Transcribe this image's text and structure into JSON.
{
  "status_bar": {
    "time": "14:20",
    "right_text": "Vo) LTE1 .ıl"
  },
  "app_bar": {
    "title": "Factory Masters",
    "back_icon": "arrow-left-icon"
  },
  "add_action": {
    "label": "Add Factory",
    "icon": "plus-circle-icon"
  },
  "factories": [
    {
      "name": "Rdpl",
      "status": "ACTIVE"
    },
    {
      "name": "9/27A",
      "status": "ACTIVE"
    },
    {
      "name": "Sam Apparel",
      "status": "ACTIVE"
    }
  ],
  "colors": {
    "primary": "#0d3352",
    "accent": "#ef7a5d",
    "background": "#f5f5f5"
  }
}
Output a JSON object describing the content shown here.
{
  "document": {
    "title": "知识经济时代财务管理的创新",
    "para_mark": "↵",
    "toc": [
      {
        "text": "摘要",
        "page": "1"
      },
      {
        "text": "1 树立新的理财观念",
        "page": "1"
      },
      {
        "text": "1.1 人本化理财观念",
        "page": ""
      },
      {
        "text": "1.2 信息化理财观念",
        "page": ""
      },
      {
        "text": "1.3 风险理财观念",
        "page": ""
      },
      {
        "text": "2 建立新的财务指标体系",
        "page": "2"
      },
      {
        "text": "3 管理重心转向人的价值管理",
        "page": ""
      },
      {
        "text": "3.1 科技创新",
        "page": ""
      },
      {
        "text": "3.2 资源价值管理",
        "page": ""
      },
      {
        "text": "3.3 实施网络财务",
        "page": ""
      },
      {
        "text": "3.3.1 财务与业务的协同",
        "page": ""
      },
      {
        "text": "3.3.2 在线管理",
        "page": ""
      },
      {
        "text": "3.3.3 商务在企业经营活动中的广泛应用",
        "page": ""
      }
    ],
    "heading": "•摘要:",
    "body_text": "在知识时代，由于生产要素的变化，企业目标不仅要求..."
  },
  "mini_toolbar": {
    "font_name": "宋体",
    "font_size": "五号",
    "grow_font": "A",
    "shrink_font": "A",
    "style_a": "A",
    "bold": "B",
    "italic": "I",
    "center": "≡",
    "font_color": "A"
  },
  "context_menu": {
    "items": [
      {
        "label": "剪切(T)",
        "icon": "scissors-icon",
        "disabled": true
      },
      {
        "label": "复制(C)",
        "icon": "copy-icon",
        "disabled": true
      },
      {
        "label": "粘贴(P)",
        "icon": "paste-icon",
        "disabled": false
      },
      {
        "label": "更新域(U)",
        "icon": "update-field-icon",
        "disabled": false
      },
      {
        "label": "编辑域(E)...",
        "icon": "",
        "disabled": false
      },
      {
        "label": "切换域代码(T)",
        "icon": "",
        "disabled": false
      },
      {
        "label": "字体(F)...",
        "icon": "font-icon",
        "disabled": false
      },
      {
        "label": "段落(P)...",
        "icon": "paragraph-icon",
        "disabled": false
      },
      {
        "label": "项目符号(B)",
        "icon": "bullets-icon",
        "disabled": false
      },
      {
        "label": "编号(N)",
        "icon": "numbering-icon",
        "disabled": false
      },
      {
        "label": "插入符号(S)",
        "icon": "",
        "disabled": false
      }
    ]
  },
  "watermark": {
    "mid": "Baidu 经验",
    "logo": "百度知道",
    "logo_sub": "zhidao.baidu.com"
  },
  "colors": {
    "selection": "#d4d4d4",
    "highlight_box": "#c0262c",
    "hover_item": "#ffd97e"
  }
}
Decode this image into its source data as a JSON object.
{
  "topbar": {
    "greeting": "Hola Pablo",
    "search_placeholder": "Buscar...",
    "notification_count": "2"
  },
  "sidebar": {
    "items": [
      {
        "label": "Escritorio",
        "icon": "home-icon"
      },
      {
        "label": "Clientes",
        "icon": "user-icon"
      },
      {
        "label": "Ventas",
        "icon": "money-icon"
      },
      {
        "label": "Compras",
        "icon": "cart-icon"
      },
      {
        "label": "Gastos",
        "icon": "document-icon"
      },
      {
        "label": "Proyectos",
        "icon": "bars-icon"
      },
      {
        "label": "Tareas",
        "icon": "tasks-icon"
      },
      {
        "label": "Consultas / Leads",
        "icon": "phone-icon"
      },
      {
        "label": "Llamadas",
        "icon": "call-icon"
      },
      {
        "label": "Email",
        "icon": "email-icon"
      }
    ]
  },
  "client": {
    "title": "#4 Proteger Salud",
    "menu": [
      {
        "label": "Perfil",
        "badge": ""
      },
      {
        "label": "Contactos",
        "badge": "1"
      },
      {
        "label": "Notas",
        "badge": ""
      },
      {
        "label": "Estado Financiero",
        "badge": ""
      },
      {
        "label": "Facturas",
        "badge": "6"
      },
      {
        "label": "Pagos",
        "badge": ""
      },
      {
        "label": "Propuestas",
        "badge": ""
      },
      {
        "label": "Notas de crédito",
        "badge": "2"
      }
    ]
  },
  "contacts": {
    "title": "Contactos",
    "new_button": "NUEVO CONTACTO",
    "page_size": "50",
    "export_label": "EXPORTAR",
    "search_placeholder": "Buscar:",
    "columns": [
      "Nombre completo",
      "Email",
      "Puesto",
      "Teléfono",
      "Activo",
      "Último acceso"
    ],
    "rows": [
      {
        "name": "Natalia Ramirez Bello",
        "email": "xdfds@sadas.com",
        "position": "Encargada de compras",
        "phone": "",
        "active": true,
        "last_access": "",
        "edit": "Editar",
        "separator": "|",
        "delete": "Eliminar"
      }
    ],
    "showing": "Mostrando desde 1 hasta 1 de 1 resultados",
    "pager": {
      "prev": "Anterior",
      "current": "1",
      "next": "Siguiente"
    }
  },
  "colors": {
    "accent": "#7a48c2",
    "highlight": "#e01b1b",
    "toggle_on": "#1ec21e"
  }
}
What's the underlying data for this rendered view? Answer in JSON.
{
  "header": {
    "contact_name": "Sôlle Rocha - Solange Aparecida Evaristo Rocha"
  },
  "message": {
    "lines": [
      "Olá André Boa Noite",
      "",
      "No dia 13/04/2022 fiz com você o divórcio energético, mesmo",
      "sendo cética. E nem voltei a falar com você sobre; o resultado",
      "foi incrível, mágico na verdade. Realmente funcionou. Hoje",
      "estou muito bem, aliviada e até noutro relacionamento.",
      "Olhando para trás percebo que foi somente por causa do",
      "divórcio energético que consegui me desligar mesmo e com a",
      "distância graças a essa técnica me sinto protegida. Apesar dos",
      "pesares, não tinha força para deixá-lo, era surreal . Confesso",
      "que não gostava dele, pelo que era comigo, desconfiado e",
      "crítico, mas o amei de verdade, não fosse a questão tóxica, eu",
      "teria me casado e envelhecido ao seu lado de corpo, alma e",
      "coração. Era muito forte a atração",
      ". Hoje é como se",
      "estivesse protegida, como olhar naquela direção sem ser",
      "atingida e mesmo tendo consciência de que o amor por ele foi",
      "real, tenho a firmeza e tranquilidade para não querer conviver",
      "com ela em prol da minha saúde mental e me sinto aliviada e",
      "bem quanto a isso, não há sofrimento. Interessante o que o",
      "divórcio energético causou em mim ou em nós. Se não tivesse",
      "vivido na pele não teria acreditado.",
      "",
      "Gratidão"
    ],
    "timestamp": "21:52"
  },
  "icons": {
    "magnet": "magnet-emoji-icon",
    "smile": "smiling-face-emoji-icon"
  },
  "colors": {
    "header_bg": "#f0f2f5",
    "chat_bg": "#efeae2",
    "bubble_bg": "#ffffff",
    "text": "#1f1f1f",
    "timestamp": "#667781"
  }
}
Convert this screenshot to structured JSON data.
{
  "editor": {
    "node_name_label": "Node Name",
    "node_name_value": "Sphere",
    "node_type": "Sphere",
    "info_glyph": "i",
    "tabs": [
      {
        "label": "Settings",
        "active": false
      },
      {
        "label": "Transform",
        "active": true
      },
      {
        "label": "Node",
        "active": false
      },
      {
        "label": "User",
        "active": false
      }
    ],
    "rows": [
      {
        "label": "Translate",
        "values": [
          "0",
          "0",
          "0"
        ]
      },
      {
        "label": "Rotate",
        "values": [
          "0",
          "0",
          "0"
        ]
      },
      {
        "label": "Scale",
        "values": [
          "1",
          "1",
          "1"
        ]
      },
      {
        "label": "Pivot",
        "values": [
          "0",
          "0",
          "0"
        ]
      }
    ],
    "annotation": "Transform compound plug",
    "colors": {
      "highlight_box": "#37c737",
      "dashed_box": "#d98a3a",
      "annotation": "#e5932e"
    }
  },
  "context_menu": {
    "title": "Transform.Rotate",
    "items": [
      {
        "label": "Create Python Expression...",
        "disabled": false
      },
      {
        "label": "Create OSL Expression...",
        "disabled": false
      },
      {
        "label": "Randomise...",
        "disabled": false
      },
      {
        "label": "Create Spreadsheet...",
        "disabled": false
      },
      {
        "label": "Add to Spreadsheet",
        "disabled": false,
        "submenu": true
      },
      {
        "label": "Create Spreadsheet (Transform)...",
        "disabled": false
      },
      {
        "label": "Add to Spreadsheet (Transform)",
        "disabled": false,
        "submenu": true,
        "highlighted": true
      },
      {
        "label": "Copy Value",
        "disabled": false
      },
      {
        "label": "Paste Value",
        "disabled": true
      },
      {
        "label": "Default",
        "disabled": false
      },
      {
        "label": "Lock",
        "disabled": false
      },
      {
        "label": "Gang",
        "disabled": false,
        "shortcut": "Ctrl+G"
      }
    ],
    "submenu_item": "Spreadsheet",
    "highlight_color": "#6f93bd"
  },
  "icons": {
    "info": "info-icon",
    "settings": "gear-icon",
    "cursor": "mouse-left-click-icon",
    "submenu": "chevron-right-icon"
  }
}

☆ ☆ ☆

Every line containing the string "Transform" must be listed.

* WRITTEN SOLUTION *
        "label": "Transform",
    "annotation": "Transform compound plug",
    "title": "Transform.Rotate",
        "label": "Create Spreadsheet (Transform)...",
        "label": "Add to Spreadsheet (Transform)",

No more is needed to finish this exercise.